§ INFORMATION PROVIDED
+ + +

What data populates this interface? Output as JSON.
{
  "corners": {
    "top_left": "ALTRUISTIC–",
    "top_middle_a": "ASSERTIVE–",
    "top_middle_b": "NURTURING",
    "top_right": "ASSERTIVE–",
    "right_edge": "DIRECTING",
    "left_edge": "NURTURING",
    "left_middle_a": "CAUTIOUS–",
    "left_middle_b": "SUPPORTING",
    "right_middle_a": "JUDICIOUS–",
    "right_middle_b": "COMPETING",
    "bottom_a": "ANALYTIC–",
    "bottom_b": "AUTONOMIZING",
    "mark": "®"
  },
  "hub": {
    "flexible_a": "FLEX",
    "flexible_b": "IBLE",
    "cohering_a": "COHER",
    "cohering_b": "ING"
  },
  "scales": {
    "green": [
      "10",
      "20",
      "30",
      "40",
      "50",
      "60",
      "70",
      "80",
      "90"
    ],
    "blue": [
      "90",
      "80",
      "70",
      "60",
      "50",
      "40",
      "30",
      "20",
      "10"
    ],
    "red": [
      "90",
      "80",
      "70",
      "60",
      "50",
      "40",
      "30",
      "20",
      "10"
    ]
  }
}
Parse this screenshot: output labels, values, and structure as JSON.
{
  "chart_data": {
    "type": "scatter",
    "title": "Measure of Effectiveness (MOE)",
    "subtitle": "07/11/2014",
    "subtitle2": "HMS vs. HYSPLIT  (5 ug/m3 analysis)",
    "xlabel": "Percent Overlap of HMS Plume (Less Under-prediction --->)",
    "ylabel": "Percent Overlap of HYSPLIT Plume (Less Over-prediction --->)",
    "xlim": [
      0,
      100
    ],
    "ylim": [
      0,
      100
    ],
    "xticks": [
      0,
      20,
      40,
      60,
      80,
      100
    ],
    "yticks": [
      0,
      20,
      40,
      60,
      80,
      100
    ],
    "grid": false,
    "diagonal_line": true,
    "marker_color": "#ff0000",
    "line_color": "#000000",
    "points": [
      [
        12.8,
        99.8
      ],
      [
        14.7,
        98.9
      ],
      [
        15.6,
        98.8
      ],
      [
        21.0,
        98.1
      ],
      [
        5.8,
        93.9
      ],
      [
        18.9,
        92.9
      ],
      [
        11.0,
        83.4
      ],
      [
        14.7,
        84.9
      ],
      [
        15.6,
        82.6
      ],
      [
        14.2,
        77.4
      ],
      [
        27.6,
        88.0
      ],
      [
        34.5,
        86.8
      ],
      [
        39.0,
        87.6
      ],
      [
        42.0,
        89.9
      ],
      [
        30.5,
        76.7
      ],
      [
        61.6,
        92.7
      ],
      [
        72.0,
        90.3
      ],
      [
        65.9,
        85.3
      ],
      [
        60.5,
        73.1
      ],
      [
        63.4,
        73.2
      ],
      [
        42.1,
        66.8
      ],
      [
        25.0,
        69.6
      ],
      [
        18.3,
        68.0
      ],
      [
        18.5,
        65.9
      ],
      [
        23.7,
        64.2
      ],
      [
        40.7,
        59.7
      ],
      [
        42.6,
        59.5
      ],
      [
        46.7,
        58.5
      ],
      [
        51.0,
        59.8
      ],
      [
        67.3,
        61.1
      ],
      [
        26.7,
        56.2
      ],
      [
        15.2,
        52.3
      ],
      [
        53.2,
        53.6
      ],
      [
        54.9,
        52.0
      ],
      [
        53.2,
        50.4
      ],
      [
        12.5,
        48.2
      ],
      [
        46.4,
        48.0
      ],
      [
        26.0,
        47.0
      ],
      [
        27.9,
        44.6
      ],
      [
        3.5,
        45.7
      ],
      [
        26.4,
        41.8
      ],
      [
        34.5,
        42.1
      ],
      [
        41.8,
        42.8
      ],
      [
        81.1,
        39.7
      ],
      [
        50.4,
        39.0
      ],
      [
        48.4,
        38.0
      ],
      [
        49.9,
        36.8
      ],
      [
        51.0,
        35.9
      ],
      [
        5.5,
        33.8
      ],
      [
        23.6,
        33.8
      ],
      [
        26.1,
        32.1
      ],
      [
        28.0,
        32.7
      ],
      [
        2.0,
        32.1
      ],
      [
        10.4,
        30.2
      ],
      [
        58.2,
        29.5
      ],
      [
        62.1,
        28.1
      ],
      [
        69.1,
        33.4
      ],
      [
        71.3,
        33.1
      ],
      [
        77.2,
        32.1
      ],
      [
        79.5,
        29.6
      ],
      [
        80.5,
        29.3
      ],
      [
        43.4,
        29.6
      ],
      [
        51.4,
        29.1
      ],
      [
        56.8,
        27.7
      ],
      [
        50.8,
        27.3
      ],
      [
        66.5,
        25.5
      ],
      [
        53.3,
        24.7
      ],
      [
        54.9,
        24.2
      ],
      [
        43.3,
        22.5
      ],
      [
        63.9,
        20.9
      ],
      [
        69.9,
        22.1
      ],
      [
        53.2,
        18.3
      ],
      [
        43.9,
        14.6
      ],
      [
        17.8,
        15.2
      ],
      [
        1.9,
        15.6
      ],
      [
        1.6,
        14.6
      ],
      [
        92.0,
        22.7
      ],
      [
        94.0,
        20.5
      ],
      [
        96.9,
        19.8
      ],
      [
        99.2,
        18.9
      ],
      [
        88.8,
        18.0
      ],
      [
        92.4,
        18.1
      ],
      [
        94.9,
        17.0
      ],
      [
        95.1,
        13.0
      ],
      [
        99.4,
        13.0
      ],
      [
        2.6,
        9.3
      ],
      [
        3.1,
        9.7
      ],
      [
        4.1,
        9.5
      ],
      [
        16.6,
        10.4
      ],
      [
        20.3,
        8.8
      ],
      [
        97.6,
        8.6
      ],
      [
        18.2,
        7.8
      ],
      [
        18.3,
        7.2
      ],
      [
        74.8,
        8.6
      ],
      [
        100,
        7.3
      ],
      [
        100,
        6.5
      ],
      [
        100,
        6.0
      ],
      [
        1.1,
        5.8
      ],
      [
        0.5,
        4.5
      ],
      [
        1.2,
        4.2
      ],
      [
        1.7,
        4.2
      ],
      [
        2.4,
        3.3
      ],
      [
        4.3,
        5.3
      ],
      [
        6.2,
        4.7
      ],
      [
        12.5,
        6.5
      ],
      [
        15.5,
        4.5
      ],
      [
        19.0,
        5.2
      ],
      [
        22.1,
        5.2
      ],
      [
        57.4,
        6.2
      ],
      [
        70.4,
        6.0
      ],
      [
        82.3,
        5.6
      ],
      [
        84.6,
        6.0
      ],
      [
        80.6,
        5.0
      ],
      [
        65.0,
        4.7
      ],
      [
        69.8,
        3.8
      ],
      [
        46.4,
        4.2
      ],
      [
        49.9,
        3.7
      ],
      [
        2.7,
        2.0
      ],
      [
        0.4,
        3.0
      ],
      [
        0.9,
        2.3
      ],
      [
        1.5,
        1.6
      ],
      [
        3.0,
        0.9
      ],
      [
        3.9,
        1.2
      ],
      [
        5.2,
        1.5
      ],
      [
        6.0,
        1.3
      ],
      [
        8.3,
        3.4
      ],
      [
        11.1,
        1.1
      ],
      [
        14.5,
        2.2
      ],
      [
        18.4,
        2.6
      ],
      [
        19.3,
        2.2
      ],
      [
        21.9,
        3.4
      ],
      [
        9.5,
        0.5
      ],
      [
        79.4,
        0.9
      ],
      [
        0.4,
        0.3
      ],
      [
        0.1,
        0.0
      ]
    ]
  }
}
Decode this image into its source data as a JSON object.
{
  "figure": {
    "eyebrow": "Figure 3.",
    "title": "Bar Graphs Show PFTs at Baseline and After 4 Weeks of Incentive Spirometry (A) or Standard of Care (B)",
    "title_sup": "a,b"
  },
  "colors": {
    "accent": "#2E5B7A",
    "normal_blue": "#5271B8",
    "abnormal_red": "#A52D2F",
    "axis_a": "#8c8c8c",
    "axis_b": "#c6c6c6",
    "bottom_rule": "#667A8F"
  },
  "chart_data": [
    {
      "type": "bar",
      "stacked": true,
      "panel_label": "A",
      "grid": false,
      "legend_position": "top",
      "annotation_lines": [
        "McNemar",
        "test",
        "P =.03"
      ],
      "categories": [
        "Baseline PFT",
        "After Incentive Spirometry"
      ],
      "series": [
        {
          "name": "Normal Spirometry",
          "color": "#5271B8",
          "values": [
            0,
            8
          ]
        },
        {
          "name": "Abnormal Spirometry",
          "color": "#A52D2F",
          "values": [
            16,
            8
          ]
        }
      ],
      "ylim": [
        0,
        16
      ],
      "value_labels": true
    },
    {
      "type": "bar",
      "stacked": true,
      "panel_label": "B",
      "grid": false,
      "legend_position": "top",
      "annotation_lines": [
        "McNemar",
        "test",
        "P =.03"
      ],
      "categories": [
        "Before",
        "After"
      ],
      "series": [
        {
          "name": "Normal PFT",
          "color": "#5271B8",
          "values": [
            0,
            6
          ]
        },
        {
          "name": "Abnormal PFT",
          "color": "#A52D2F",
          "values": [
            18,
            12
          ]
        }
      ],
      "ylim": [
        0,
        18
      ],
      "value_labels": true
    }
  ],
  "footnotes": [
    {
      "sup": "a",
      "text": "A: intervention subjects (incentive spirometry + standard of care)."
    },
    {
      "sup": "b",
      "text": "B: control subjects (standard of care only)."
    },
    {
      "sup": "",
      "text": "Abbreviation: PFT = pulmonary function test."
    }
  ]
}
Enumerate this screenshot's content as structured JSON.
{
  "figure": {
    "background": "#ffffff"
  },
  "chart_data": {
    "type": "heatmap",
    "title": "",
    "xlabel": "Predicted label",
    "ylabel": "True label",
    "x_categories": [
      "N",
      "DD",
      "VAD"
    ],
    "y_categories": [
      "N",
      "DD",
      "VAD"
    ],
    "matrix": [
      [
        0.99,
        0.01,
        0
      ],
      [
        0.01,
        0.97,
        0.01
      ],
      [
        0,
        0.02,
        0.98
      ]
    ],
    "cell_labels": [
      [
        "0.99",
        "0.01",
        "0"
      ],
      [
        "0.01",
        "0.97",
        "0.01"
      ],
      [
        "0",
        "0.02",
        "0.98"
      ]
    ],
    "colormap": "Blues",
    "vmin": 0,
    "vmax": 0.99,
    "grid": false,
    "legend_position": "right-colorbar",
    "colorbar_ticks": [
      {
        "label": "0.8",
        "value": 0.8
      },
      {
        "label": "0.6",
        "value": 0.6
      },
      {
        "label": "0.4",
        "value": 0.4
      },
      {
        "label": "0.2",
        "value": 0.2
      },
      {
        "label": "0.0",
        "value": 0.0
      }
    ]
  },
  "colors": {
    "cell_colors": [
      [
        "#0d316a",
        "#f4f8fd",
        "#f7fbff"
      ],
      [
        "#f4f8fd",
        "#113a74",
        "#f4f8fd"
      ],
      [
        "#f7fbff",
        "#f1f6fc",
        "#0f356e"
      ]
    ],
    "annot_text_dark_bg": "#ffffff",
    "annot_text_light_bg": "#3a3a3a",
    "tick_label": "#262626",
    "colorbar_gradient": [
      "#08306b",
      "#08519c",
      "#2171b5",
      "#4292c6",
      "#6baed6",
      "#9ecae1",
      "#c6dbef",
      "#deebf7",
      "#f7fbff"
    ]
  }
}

+ + +

§ TASK INSTRUCTIONS
Pick out the lines that contain "xlabel" and copy them.

§ SOLVED EXERCISE
    "xlabel": "Percent Overlap of HMS Plume (Less Under-prediction --->)",
    "xlabel": "Predicted label",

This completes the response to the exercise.